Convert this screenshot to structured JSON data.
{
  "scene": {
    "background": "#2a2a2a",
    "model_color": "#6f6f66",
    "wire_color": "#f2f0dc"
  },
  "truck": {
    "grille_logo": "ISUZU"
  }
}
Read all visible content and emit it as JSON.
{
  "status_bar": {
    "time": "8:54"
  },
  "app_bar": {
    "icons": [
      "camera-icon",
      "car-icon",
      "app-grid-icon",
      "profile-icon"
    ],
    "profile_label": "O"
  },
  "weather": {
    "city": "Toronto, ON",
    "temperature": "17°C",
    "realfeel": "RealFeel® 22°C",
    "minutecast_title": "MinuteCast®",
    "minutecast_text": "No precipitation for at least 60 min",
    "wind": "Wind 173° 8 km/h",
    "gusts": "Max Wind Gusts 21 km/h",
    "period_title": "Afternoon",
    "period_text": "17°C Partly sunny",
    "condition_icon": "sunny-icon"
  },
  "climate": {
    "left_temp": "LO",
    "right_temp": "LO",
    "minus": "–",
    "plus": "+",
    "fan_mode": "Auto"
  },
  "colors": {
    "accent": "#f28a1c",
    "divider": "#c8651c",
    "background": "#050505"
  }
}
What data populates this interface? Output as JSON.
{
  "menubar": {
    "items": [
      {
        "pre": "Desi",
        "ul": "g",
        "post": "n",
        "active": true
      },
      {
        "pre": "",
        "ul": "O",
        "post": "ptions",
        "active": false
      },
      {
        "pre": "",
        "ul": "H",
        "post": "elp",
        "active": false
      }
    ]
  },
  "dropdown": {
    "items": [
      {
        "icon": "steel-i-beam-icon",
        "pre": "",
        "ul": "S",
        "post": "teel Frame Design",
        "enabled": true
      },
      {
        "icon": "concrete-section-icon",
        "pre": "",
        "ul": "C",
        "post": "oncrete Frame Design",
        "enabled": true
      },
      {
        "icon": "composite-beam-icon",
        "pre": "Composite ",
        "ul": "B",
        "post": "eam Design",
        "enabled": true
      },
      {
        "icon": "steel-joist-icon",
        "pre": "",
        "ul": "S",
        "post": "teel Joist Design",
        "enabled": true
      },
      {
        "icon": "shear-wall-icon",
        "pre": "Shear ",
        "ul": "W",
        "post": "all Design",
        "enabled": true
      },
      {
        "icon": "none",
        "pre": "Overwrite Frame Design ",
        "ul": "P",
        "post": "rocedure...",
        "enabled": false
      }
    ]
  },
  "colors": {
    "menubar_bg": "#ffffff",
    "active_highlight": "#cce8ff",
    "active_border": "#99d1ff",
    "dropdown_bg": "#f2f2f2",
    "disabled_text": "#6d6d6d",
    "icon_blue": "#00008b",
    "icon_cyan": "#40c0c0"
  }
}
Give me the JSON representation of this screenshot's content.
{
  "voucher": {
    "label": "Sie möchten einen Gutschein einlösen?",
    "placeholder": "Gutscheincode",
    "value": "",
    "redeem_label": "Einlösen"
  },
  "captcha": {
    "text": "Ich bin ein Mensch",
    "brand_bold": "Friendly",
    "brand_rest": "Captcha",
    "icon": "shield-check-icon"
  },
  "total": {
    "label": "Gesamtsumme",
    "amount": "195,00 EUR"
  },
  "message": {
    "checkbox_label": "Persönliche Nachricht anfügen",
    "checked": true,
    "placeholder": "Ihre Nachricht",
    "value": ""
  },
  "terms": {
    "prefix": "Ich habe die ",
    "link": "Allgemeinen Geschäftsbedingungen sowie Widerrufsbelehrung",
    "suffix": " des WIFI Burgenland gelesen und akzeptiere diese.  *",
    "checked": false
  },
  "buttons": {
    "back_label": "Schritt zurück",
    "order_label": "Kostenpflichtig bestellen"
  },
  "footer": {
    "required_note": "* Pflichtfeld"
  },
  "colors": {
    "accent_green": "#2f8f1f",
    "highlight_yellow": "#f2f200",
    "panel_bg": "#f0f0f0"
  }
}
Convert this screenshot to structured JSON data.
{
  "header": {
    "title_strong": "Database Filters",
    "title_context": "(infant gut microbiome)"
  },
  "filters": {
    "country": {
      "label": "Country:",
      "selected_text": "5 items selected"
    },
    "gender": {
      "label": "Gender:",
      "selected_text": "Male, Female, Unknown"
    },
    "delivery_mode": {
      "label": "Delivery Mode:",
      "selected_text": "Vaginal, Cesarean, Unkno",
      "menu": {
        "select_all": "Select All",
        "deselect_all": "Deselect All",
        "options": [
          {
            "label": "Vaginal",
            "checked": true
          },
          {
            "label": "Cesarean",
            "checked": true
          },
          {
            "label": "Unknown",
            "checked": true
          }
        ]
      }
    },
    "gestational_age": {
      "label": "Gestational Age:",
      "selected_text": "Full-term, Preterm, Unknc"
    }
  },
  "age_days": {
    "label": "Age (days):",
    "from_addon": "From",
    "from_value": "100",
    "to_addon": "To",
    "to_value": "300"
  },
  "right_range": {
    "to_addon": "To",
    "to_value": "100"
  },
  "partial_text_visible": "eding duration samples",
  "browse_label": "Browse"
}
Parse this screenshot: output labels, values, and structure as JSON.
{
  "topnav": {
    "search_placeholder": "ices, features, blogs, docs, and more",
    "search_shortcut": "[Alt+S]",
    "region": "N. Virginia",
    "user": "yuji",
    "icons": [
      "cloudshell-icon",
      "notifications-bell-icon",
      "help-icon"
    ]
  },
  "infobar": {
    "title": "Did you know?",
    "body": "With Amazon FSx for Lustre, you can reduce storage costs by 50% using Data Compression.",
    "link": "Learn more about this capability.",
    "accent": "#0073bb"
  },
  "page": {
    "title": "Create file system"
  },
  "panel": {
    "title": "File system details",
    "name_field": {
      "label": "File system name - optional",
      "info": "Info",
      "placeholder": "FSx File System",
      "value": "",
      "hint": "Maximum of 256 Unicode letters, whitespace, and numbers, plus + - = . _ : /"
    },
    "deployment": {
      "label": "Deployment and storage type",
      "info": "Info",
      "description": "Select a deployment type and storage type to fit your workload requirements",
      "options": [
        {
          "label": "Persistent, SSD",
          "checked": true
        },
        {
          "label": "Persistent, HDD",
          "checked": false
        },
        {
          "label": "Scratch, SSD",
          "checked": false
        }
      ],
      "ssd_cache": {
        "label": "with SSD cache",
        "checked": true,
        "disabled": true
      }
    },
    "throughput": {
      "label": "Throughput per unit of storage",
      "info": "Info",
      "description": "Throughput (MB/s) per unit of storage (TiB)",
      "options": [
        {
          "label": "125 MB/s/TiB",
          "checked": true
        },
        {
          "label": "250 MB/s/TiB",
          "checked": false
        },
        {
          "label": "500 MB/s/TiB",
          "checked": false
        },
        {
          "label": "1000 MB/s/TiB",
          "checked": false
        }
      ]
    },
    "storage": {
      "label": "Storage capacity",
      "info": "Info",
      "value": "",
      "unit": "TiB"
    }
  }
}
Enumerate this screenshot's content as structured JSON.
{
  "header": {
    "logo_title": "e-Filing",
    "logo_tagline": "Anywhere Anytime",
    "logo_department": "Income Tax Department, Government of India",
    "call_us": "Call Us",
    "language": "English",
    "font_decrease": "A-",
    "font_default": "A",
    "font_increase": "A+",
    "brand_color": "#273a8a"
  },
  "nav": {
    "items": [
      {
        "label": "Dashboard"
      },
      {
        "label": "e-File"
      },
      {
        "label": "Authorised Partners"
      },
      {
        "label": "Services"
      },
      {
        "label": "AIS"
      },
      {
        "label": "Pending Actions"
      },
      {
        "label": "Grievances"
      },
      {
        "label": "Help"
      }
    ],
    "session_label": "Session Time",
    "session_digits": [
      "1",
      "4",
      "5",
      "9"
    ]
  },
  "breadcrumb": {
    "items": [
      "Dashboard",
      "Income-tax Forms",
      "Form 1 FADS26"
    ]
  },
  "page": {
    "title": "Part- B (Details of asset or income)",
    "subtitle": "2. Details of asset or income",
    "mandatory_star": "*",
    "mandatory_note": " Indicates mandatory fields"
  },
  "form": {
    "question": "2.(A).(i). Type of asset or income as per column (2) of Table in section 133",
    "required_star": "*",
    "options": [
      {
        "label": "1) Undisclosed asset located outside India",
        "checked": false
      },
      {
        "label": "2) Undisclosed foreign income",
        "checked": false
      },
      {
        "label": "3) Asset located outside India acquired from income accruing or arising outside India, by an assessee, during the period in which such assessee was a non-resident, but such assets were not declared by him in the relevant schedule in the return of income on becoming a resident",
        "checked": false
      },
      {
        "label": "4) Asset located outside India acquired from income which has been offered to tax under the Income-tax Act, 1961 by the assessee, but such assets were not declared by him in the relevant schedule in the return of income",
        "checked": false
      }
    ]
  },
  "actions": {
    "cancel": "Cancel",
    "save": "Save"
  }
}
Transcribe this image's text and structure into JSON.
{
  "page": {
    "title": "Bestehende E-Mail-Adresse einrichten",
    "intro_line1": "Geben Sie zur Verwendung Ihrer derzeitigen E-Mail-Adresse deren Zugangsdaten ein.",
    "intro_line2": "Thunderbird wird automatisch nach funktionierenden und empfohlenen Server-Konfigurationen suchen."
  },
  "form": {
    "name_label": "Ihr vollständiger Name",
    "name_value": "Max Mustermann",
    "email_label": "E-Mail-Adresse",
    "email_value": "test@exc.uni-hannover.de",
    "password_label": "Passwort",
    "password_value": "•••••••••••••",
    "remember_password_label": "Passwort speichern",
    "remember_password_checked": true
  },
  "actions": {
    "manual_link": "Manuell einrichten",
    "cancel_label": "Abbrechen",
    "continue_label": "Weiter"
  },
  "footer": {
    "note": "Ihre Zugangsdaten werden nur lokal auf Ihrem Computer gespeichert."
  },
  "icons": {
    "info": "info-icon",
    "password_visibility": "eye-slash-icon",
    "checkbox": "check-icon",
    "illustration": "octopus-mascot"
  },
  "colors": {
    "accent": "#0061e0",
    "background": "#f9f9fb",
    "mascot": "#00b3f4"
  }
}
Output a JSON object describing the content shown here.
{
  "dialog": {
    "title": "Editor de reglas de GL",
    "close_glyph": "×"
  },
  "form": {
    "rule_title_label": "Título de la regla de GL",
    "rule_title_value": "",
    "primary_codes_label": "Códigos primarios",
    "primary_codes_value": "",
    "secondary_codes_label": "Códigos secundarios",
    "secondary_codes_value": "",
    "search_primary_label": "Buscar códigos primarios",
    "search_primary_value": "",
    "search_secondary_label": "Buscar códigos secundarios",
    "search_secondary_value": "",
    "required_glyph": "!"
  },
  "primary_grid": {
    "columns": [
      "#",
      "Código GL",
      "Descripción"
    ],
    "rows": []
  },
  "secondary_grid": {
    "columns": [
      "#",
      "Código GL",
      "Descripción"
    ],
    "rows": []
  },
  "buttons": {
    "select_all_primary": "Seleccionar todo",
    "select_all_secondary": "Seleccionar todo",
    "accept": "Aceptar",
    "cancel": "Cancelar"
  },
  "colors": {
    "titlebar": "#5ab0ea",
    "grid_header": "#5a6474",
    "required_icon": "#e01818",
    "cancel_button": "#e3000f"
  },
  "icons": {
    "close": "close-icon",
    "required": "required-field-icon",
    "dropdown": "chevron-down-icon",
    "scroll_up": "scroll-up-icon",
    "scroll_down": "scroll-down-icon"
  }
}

## TASK BRIEF
Spot every line that holds "plus" and copy it.

## FULL SOLUTION
    "plus": "+",
      "hint": "Maximum of 256 Unicode letters, whitespace, and numbers, plus + - = . _ : /"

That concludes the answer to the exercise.